▶ Description of the task
Reproduce the records below word for word, beginning with the first line and continuing through the line that contains "quantity-cell: 1 (37, 291, 65, 308)", including that line.

Box coordinate listings

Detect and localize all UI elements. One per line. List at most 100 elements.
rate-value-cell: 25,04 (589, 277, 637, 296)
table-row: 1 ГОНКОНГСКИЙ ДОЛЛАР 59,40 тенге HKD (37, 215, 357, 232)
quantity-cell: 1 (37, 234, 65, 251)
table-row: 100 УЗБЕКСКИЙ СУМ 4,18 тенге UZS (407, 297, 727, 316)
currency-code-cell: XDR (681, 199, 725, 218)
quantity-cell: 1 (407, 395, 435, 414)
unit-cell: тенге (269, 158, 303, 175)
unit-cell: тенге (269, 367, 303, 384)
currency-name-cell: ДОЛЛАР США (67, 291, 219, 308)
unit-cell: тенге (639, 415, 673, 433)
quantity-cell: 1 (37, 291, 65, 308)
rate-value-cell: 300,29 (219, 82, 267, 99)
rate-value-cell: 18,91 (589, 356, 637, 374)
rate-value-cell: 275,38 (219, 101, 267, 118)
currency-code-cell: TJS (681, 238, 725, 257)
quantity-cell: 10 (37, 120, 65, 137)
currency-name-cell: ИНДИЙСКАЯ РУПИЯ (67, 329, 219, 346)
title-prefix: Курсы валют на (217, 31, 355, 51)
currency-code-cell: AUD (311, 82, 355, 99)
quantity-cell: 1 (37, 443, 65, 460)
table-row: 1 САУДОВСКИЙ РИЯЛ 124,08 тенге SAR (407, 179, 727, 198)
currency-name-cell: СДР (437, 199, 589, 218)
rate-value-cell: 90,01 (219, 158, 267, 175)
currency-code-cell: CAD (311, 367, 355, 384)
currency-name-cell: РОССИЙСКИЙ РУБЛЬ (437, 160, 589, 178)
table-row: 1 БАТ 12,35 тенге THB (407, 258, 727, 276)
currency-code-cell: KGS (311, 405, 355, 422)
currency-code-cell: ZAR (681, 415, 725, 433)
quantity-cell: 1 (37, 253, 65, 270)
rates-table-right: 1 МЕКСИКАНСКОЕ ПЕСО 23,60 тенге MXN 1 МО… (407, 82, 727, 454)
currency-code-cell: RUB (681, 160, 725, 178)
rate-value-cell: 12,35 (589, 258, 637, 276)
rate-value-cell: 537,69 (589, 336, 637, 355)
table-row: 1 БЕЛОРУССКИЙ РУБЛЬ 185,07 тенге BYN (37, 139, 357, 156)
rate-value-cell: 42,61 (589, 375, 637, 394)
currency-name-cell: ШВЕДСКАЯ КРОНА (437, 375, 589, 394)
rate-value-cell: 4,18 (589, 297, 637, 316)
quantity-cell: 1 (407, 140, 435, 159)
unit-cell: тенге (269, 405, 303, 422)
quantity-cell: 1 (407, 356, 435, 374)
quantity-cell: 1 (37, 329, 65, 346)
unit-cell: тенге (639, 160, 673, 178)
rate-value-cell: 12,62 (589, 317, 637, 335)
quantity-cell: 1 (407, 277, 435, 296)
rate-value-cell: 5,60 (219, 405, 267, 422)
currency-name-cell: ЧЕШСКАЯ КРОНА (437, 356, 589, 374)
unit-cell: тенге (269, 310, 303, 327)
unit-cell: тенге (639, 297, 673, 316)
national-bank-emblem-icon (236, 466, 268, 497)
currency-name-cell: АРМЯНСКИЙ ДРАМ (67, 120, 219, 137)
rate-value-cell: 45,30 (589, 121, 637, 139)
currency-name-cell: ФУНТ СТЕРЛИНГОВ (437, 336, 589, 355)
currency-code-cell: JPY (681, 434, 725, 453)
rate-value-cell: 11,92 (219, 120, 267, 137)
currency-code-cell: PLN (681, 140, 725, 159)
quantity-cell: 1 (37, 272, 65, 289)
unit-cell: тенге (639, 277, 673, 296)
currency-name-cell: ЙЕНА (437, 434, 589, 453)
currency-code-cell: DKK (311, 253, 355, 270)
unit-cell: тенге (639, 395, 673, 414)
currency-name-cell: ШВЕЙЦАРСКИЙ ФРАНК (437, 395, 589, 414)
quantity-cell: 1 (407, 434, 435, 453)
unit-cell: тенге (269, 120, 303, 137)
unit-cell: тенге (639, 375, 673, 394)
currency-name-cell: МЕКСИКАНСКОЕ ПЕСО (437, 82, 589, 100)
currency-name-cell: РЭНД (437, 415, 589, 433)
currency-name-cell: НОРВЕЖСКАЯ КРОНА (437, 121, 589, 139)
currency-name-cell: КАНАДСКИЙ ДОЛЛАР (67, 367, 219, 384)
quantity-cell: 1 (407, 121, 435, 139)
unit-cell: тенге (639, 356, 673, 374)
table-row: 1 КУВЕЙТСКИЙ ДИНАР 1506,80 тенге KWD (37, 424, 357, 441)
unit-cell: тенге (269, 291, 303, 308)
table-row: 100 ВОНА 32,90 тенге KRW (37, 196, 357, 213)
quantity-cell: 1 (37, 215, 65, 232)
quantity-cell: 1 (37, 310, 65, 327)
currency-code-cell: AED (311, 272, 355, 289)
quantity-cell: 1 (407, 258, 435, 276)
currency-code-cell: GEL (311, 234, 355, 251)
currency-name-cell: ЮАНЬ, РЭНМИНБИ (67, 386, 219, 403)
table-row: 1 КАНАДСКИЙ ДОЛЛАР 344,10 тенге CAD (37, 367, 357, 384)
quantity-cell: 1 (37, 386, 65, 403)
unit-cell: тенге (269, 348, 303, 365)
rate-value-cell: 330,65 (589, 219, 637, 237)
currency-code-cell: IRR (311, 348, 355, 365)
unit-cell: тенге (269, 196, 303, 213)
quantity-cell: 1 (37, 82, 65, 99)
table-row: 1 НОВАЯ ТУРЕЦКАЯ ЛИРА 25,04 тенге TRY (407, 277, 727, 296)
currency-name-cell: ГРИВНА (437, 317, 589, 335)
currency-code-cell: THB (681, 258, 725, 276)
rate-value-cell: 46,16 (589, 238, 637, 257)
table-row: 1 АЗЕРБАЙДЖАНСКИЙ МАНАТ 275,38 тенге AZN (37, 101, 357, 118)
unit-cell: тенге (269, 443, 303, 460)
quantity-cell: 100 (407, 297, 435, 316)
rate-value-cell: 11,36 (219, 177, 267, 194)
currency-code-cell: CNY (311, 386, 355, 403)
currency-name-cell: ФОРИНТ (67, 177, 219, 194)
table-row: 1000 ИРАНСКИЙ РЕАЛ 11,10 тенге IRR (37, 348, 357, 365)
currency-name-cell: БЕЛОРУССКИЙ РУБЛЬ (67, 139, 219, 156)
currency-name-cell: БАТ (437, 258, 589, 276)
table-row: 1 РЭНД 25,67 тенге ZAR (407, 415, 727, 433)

▶ Written solution
Detect and localize all UI elements. One per line. List at most 100 elements.
rate-value-cell: 25,04 (589, 277, 637, 296)
table-row: 1 ГОНКОНГСКИЙ ДОЛЛАР 59,40 тенге HKD (37, 215, 357, 232)
quantity-cell: 1 (37, 234, 65, 251)
table-row: 100 УЗБЕКСКИЙ СУМ 4,18 тенге UZS (407, 297, 727, 316)
currency-code-cell: XDR (681, 199, 725, 218)
quantity-cell: 1 (407, 395, 435, 414)
unit-cell: тенге (269, 158, 303, 175)
unit-cell: тенге (269, 367, 303, 384)
currency-name-cell: ДОЛЛАР США (67, 291, 219, 308)
unit-cell: тенге (639, 415, 673, 433)
quantity-cell: 1 (37, 291, 65, 308)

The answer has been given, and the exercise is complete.